◆ **Fragmento citado**
________

Ante esta situación,
los Estados, las misiones religiosas y los científicos sociales, principalmente
los antropólogos, deben asumir las responsabilidades ineludibles de acción
inmediata para poner fin a esta agresión, contribuyendo de esta manera a
propiciar la liberación del indígena.
RESPONSABILIDAD DEL
ESTADO
No caben
planteamientos de acciones indigenistas que no busquen la ruptura radical de la
situación actual: liquidación de las relaciones coloniales externas e internas,
quebrantamiento del sistema clasista de explotación y de dominación étnica,
desplazamiento del poder económico y político de una minoría oligárquica a las
masas mayoritarias, creación de un estado verdaderamente multiétnico en el cual
cada etnia tenga derecho a la autogestión y a la libre elección de alternativas
sociales y culturales.
El análisis que
realizamos demostró que la política indigenista de los estados nacionales latinoamericanos
ha fracasado tanto por acción como por omisión. Por omisión, en razón de su
incapacidad para garantizar a cada grupo indígena el amparo específico que el
Estado le debe y para imponer la ley sobre los frentes de expansión nacional.
Por acción, debido a la naturaleza colonialista y clasista de sus políticas
indigenistas.

________

◆ **Extracto de datos**

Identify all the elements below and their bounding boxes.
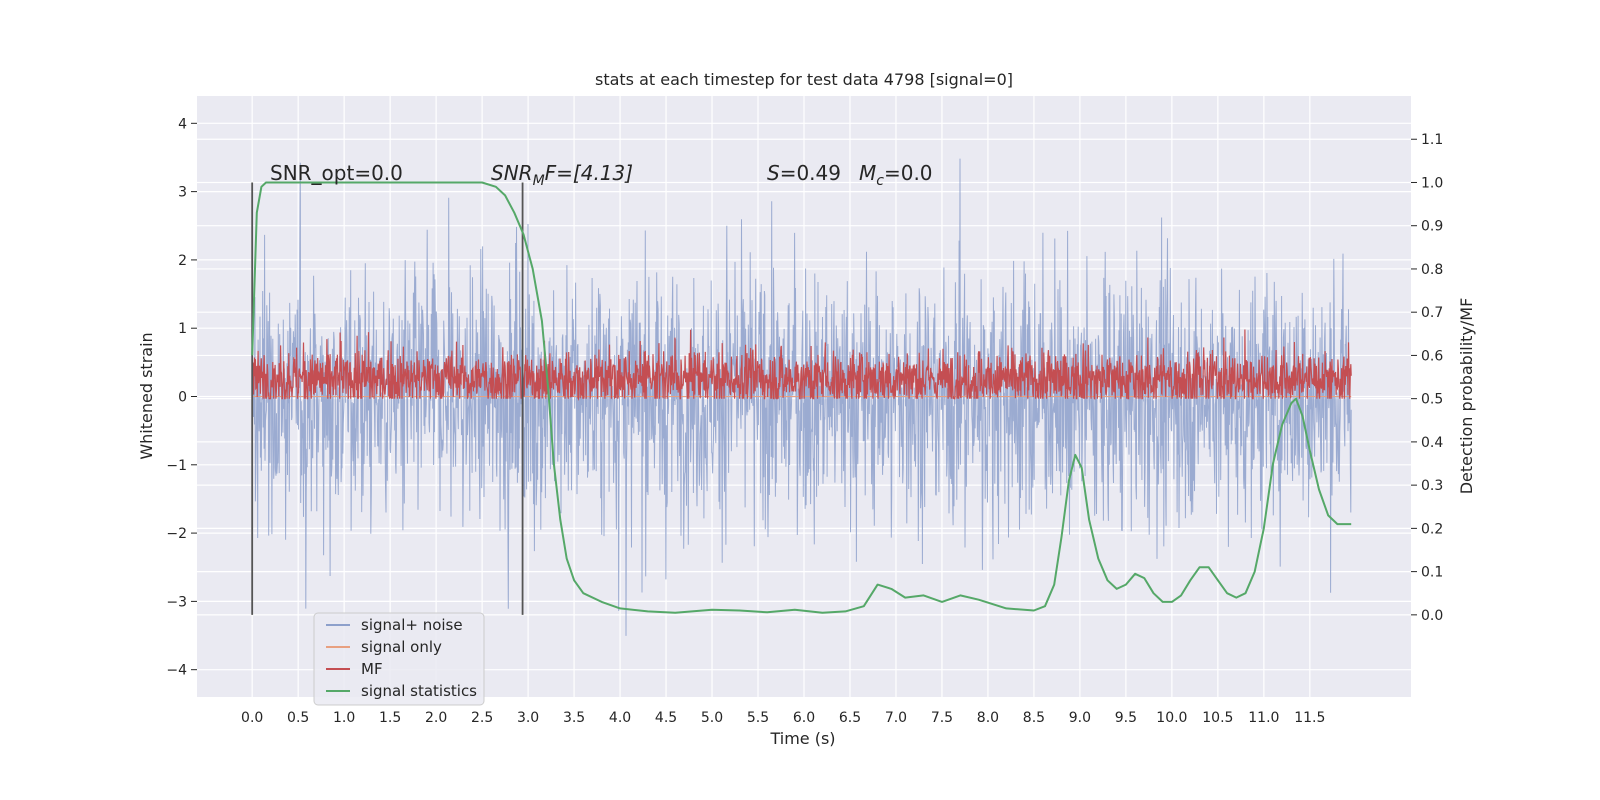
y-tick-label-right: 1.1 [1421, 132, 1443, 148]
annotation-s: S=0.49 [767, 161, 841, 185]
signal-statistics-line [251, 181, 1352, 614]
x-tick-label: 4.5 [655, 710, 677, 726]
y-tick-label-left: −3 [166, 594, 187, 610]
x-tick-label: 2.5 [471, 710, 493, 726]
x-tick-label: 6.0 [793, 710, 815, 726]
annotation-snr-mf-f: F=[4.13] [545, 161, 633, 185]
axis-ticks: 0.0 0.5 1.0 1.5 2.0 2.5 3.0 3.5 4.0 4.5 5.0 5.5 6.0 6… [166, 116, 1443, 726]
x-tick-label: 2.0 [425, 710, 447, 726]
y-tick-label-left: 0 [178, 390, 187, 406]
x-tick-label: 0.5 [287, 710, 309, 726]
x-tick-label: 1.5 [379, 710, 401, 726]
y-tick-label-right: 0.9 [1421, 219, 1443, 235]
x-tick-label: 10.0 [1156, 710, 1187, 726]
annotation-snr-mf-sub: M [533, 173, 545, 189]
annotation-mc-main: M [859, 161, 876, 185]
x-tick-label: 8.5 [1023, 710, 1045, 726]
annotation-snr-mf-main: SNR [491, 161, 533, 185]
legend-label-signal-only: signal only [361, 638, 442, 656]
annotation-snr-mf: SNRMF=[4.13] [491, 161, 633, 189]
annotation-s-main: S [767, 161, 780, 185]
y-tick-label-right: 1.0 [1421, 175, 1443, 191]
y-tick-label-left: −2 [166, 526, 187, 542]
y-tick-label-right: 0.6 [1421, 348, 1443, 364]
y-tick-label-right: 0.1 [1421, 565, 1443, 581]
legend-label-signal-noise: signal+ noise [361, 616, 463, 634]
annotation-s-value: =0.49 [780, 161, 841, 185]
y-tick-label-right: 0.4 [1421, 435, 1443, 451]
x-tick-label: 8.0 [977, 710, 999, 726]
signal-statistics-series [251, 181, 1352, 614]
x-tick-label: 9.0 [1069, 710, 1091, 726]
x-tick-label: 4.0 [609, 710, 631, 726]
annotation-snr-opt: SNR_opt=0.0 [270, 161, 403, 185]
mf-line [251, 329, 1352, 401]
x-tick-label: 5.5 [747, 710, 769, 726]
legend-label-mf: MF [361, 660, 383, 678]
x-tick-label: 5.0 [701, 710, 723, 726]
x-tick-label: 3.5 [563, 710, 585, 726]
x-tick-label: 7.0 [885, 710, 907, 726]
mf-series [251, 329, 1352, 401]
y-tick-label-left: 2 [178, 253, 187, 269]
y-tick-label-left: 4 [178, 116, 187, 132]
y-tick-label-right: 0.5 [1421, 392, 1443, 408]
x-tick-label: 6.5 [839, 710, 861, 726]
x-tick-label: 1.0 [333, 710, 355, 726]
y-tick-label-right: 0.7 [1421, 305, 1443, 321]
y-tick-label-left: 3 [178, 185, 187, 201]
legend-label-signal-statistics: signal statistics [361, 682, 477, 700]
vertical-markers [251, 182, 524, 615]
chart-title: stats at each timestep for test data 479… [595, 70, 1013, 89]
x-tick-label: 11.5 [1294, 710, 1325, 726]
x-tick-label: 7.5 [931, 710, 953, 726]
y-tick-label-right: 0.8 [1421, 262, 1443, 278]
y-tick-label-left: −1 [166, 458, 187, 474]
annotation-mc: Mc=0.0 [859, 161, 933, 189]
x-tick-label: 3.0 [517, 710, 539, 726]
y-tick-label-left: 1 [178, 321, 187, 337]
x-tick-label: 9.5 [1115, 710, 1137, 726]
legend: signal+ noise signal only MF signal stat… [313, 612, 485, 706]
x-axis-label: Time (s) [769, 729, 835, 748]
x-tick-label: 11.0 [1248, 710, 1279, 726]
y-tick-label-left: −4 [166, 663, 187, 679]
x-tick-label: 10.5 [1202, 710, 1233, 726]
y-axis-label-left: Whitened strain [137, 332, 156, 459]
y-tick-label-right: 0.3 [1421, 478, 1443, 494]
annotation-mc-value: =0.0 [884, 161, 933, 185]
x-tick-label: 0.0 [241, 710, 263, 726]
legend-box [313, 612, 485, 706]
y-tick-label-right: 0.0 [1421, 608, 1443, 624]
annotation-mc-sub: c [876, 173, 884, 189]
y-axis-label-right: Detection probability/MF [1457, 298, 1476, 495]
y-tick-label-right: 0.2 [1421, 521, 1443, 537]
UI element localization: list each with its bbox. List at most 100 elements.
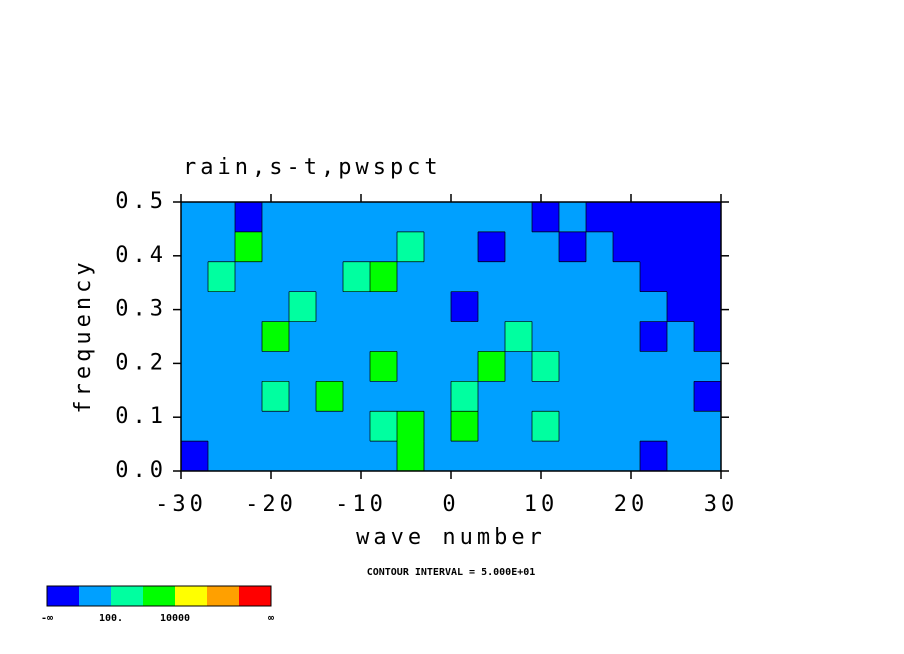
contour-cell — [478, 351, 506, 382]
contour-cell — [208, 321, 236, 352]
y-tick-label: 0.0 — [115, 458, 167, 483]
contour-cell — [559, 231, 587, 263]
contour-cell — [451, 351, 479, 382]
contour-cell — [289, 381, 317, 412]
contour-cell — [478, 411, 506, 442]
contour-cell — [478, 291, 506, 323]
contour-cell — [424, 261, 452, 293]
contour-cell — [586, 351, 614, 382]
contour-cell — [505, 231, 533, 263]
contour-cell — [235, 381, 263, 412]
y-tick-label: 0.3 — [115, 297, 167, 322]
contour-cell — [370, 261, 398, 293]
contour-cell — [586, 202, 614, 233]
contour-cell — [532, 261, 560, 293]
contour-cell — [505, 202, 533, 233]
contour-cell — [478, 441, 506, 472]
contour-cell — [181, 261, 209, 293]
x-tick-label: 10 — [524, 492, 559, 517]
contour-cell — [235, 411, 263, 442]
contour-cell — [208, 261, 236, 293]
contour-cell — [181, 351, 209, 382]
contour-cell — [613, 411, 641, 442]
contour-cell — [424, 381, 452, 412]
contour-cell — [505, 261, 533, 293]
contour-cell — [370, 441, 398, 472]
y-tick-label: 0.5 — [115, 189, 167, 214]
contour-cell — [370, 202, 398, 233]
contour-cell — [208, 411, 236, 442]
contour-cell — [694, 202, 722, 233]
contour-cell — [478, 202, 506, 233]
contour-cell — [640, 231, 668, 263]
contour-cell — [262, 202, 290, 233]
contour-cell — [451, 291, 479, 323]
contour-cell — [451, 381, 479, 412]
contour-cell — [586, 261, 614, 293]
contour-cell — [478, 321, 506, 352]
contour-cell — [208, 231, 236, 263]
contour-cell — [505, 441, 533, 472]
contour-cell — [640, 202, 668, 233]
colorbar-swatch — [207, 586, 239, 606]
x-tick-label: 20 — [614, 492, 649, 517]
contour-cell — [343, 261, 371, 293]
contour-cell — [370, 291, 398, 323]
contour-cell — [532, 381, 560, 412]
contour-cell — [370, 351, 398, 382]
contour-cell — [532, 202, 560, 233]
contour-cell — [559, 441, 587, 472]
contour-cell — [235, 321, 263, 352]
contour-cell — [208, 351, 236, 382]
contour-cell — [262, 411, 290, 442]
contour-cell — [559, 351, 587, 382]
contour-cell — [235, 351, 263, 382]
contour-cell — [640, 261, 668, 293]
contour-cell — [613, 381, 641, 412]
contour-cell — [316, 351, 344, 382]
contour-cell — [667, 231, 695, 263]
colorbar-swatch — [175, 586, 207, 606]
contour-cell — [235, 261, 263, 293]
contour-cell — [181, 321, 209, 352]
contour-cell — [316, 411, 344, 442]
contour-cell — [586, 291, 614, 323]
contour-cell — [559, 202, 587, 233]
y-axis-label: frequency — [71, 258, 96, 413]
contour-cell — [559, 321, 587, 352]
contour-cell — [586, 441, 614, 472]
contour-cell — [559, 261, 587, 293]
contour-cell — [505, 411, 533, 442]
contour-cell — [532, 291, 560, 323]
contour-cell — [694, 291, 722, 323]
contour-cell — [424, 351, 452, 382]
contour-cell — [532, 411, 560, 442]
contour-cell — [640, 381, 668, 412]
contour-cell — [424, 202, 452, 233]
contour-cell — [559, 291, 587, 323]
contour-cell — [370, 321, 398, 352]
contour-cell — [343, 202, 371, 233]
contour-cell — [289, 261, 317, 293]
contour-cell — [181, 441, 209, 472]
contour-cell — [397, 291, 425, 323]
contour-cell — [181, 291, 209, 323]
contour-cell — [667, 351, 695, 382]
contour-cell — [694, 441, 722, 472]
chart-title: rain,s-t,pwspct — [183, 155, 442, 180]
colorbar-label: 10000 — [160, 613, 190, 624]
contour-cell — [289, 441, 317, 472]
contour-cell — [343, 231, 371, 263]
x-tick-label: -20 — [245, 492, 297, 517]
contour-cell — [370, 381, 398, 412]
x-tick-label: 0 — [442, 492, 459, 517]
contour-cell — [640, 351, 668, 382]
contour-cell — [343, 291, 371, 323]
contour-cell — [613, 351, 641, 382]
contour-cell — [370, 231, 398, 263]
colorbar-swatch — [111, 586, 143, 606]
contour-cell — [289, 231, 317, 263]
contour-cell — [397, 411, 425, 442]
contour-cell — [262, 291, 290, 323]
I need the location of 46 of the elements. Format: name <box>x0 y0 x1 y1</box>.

________

◆ **Instrucciones**
[1] Reproduce el texto sobre la política indigenista comenzando en "El análisis que" y siguiendo hasta "de expansión nacional.".
[2] ¿Cuántas líneas del listado contienen la cadena "line"? Responde solo con el número.

◆ **Respuestas por tarea**
[1]
El análisis que
realizamos demostró que la política indigenista de los estados nacionales latinoamericanos
ha fracasado tanto por acción como por omisión. Por omisión, en razón de su
incapacidad para garantizar a cada grupo indígena el amparo específico que el
Estado le debe y para imponer la ley sobre los frentes de expansión nacional.

[2] 2